--- DATA SHOWN ---
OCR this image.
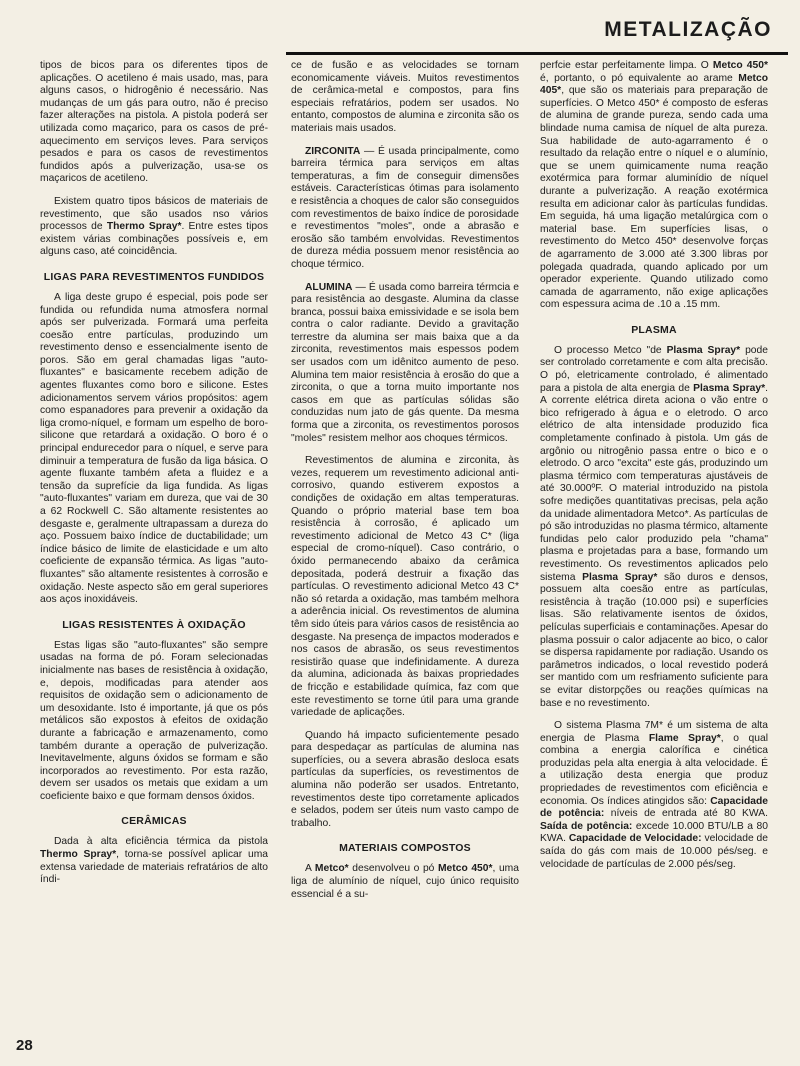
METALIZAÇÃO

tipos de bicos para os diferentes tipos de aplicações. O acetileno é mais usado, mas, para alguns casos, o hidrogênio é necessário. Nas mudanças de um gás para outro, não é preciso fazer alterações na pistola. A pistola poderá ser utilizada como maçarico, para os casos de pré-aquecimento em serviços leves. Para serviços pesados e para os casos de revestimentos fundidos após a pulverização, usa-se os maçaricos de acetileno.

Existem quatro tipos básicos de materiais de revestimento, que são usados nso vários processos de Thermo Spray*. Entre estes tipos existem várias combinações possíveis e, em alguns caso, até coincidência.

LIGAS PARA REVESTIMENTOS FUNDIDOS

A liga deste grupo é especial, pois pode ser fundida ou refundida numa atmosfera normal após ser pulverizada. Formará uma perfeita coesão entre partículas, produzindo um revestimento denso e essencialmente isento de poros. São em geral chamadas ligas "auto-fluxantes" e basicamente recebem adição de agentes fluxantes como boro e silicone. Estes adicionamentos servem vários propósitos: agem como espanadores para prevenir a oxidação da liga cromo-níquel, e formam um espelho de boro-silicone que retardará a oxidação. O boro é o principal endurecedor para o níquel, e serve para diminuir a temperatura de fusão da liga básica. O agente fluxante também afeta a fluidez e a tensão da suprefície da liga fundida. As ligas "auto-fluxantes" variam em dureza, que vai de 30 a 62 Rockwell C. São altamente resistentes ao desgaste e, geralmente ultrapassam a dureza do aço. Possuem baixo índice de ductabilidade; um índice básico de limite de elasticidade e um alto coeficiente de expansão térmica. As ligas "auto-fluxantes" são altamente resistentes à corrosão e oxidação. Neste aspecto são em geral superiores aos aços inoxidáveis.

LIGAS RESISTENTES À OXIDAÇÃO

Estas ligas são "auto-fluxantes" são sempre usadas na forma de pó. Foram selecionadas inicialmente nas bases de resistência à oxidação, e, depois, modificadas para atender aos requisitos de oxidação sem o adicionamento de um desoxidante. Isto é importante, já que os pós metálicos são expostos à efeitos de oxidação durante a fabricação e armazenamento, como também durante a operação de pulverização. Inevitavelmente, alguns óxidos se formam e são incorporados ao revestimento. Por esta razão, devem ser usados os metais que exidam a um coeficiente baixo e que formam densos óxidos.

CERÂMICAS

Dada à alta eficiência térmica da pistola Thermo Spray*, torna-se possível aplicar uma extensa variedade de materiais refratários de alto índi-

ce de fusão e as velocidades se tornam economicamente viáveis. Muitos revestimentos de cerâmica-metal e compostos, para fins especiais refratários, podem ser usados. No entanto, compostos de alumina e zirconita são os materiais mais usados.

ZIRCONITA — É usada principalmente, como barreira térmica para serviços em altas temperaturas, a fim de conseguir dimensões estáveis. Características ótimas para isolamento e resistência a choques de calor são conseguidos com revestimentos de baixo índice de porosidade e revestimentos "moles", onde a abrasão e erosão são também envolvidas. Revestimentos de dureza média possuem menor resistência ao choque térmico.

ALUMINA — É usada como barreira térmcia e para resistência ao desgaste. Alumina da classe branca, possui baixa emissividade e se isola bem contra o calor radiante. Devido a gravitação terrestre da alumina ser mais baixa que a da zirconita, revestimentos mais espessos podem ser usados com um idênitco aumento de peso. Alumina tem maior resistência à erosão do que a zirconita, o que a torna muito importante nos casos em que as partículas sólidas são conduzidas num jato de gás quente. Da mesma forma que a zirconita, os revestimentos porosos "moles" resistem melhor aos choques térmicos.

Revestimentos de alumina e zirconita, às vezes, requerem um revestimento adicional anti-corrosivo, quando estiverem expostos a condições de oxidação em altas temperaturas. Quando o próprio material base tem boa resistência à corrosão, é aplicado um revestimento adicional de Metco 43 C* (liga especial de cromo-níquel). Caso contrário, o óxido permanecendo abaixo da cerâmica depositada, poderá destruir a fixação das partículas. O revestimento adicional Metco 43 C* não só retarda a oxidação, mas também melhora a aderência inicial. Os revestimentos de alumina têm sido úteis para vários casos de resistência ao desgaste. Na presença de impactos moderados e nos casos de abrasão, os seus revestimentos resistirão quase que indefinidamente. A dureza da alumina, adicionada às baixas propriedades de fricção e estabilidade química, faz com que este revestimento se torne útil para uma grande variedade de aplicações.

Quando há impacto suficientemente pesado para despedaçar as partículas de alumina nas superfícies, ou a severa abrasão desloca esats partículas da superfícies, os revestimentos de alumina não poderão ser usados. Entretanto, revestimentos deste tipo corretamente aplicados e selados, podem ser úteis num vasto campo de trabalho.

MATERIAIS COMPOSTOS

A Metco* desenvolveu o pó Metco 450*, uma liga de alumínio de níquel, cujo único requisito essencial é a su-

perfcie estar perfeitamente limpa. O Metco 450* é, portanto, o pó equivalente ao arame Metco 405*, que são os materiais para preparação de superfícies. O Metco 450* é composto de esferas de alumina de grande pureza, sendo cada uma blindade numa camisa de níquel de alta pureza. Sua habilidade de auto-agarramento é o resultado da relação entre o níquel e o alumínio, que se unem quimicamente numa reação exotérmica para formar aluminídio de níquel durante a pulverização. A reação exotérmica resulta em adicionar calor às partículas fundidas. Em seguida, há uma ligação metalúrgica com o material base. Em superfícies lisas, o revestimento do Metco 450* desenvolve forças de agarramento de 3.000 até 3.300 libras por polegada quadrada, quando aplicado por um operador experiente. Quando utilizado como camada de agarramento, não exige aplicações com espessura acima de .10 a .15 mm.

PLASMA

O processo Metco "de Plasma Spray* pode ser controlado corretamente e com alta precisão. O pó, eletricamente controlado, é alimentado para a pistola de alta energia de Plasma Spray*. A corrente elétrica direta aciona o vão entre o bico refrigerado à água e o eletrodo. O arco elétrico de alta intensidade produzido fica completamente confinado à pistola. Um gás de argônio ou nitrogênio passa entre o bico e o eletrodo. O arco "excita" este gás, produzindo um plasma térmico com temperaturas ajustáveis de até 30.000ºF. O material introduzido na pistola sofre medições quantitativas precisas, pela ação da unidade alimentadora Metco*. As partículas de pó são introduzidas no plasma térmico, altamente fundidas pelo calor produzido pela "chama" plasma e projetadas para a base, formando um revestimento. Os revestimentos aplicados pelo sistema Plasma Spray* são duros e densos, possuem alta coesão entre as partículas, resistência à tração (10.000 psi) e superfícies lisas. São relativamente isentos de óxidos, películas superficiais e contaminações. Apesar do plasma possuir o calor adjacente ao bico, o calor se dispersa rapidamente por radiação. Usando os parâmetros indicados, o local revestido poderá ser mantido com um resfriamento suficiente para se evitar distorpções ou reações químicas na base e no revestimento.

O sistema Plasma 7M* é um sistema de alta energia de Plasma Flame Spray*, o qual combina a energia calorífica e cinética produzidas pela alta energia à alta velocidade. É a utilização desta energia que produz propriedades de revestimentos com eficiência e economia. Os índices atingidos são: Capacidade de potência: níveis de entrada até 80 KWA. Saída de potência: excede 10.000 BTU/LB a 80 KWA. Capacidade de Velocidade: velocidade de saída do gás com mais de 10.000 pés/seg. e velocidade de partículas de 2.000 pés/seg.

28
---
◆ JOB ◆
Collect each line containing the string "tipos".

◆ ANSWER FOR THIS EXERCISE ◆
tipos de bicos para os diferentes tipos de aplicações. O acetileno é mais usado, mas, para alguns casos, o hidrogênio é necessário. Nas mudanças de um gás para outro, não é preciso fazer alterações na pistola. A pistola poderá ser utilizada como maçarico, para os casos de pré-aquecimento em serviços leves. Para serviços pesados e para os casos de revestimentos fundidos após a pulverização, usa-se os maçaricos de acetileno.
Existem quatro tipos básicos de materiais de revestimento, que são usados nso vários processos de Thermo Spray*. Entre estes tipos existem várias combinações possíveis e, em alguns caso, até coincidência.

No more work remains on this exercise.